STATED PROBLEM = Set the following entries down again exactly, line by line.

TASK DATA =
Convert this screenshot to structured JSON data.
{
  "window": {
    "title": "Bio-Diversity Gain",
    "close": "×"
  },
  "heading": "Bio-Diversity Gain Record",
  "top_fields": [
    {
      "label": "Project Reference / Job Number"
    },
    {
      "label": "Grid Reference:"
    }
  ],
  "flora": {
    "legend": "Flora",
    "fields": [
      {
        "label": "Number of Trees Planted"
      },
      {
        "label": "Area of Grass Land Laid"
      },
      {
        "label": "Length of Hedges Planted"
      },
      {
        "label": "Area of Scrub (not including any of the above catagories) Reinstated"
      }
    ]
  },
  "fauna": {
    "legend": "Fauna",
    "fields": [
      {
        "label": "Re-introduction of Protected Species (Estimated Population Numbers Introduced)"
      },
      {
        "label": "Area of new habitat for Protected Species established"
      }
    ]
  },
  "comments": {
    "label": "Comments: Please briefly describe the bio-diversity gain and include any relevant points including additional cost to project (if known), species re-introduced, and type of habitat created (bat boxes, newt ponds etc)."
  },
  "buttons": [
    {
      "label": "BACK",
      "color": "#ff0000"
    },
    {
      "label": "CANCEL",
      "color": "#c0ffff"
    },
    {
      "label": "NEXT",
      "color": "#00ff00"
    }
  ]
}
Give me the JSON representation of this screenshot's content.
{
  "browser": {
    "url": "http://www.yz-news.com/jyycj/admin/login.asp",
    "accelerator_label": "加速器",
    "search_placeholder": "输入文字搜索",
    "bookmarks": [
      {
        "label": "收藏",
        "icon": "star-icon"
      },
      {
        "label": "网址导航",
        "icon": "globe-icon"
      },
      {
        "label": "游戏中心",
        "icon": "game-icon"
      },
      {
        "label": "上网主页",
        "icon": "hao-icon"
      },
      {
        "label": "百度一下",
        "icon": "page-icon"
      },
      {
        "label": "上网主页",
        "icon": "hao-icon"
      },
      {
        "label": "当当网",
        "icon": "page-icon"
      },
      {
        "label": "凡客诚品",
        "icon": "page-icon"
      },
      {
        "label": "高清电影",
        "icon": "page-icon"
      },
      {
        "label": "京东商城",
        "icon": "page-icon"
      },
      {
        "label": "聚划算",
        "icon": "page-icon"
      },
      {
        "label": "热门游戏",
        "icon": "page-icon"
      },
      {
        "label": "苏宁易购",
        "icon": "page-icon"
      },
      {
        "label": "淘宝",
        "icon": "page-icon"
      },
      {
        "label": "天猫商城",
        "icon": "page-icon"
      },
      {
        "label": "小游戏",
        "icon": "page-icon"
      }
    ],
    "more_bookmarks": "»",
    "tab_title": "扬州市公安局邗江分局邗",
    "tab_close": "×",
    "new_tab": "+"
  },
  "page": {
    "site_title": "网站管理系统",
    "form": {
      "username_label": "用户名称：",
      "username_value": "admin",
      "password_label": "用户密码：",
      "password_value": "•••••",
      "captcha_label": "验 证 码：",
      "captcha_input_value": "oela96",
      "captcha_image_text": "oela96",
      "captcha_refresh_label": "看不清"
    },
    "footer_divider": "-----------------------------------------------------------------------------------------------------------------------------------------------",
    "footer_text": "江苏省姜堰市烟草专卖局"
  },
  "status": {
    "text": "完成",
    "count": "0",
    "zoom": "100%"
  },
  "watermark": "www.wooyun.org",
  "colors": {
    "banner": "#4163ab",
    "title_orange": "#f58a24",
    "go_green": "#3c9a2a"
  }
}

ANSWER TO THIS PROBLEM =
Convert this screenshot to structured JSON data.
{
  "window": {
    "title": "Bio-Diversity Gain",
    "close": "×"
  },
  "heading": "Bio-Diversity Gain Record",
  "top_fields": [
    {
      "label": "Project Reference / Job Number"
    },
    {
      "label": "Grid Reference:"
    }
  ],
  "flora": {
    "legend": "Flora",
    "fields": [
      {
        "label": "Number of Trees Planted"
      },
      {
        "label": "Area of Grass Land Laid"
      },
      {
        "label": "Length of Hedges Planted"
      },
      {
        "label": "Area of Scrub (not including any of the above catagories) Reinstated"
      }
    ]
  },
  "fauna": {
    "legend": "Fauna",
    "fields": [
      {
        "label": "Re-introduction of Protected Species (Estimated Population Numbers Introduced)"
      },
      {
        "label": "Area of new habitat for Protected Species established"
      }
    ]
  },
  "comments": {
    "label": "Comments: Please briefly describe the bio-diversity gain and include any relevant points including additional cost to project (if known), species re-introduced, and type of habitat created (bat boxes, newt ponds etc)."
  },
  "buttons": [
    {
      "label": "BACK",
      "color": "#ff0000"
    },
    {
      "label": "CANCEL",
      "color": "#c0ffff"
    },
    {
      "label": "NEXT",
      "color": "#00ff00"
    }
  ]
}
Give me the JSON representation of this screenshot's content.
{
  "browser": {
    "url": "http://www.yz-news.com/jyycj/admin/login.asp",
    "accelerator_label": "加速器",
    "search_placeholder": "输入文字搜索",
    "bookmarks": [
      {
        "label": "收藏",
        "icon": "star-icon"
      },
      {
        "label": "网址导航",
        "icon": "globe-icon"
      },
      {
        "label": "游戏中心",
        "icon": "game-icon"
      },
      {
        "label": "上网主页",
        "icon": "hao-icon"
      },
      {
        "label": "百度一下",
        "icon": "page-icon"
      },
      {
        "label": "上网主页",
        "icon": "hao-icon"
      },
      {
        "label": "当当网",
        "icon": "page-icon"
      },
      {
        "label": "凡客诚品",
        "icon": "page-icon"
      },
      {
        "label": "高清电影",
        "icon": "page-icon"
      },
      {
        "label": "京东商城",
        "icon": "page-icon"
      },
      {
        "label": "聚划算",
        "icon": "page-icon"
      },
      {
        "label": "热门游戏",
        "icon": "page-icon"
      },
      {
        "label": "苏宁易购",
        "icon": "page-icon"
      },
      {
        "label": "淘宝",
        "icon": "page-icon"
      },
      {
        "label": "天猫商城",
        "icon": "page-icon"
      },
      {
        "label": "小游戏",
        "icon": "page-icon"
      }
    ],
    "more_bookmarks": "»",
    "tab_title": "扬州市公安局邗江分局邗",
    "tab_close": "×",
    "new_tab": "+"
  },
  "page": {
    "site_title": "网站管理系统",
    "form": {
      "username_label": "用户名称：",
      "username_value": "admin",
      "password_label": "用户密码：",
      "password_value": "•••••",
      "captcha_label": "验 证 码：",
      "captcha_input_value": "oela96",
      "captcha_image_text": "oela96",
      "captcha_refresh_label": "看不清"
    },
    "footer_divider": "-----------------------------------------------------------------------------------------------------------------------------------------------",
    "footer_text": "江苏省姜堰市烟草专卖局"
  },
  "status": {
    "text": "完成",
    "count": "0",
    "zoom": "100%"
  },
  "watermark": "www.wooyun.org",
  "colors": {
    "banner": "#4163ab",
    "title_orange": "#f58a24",
    "go_green": "#3c9a2a"
  }
}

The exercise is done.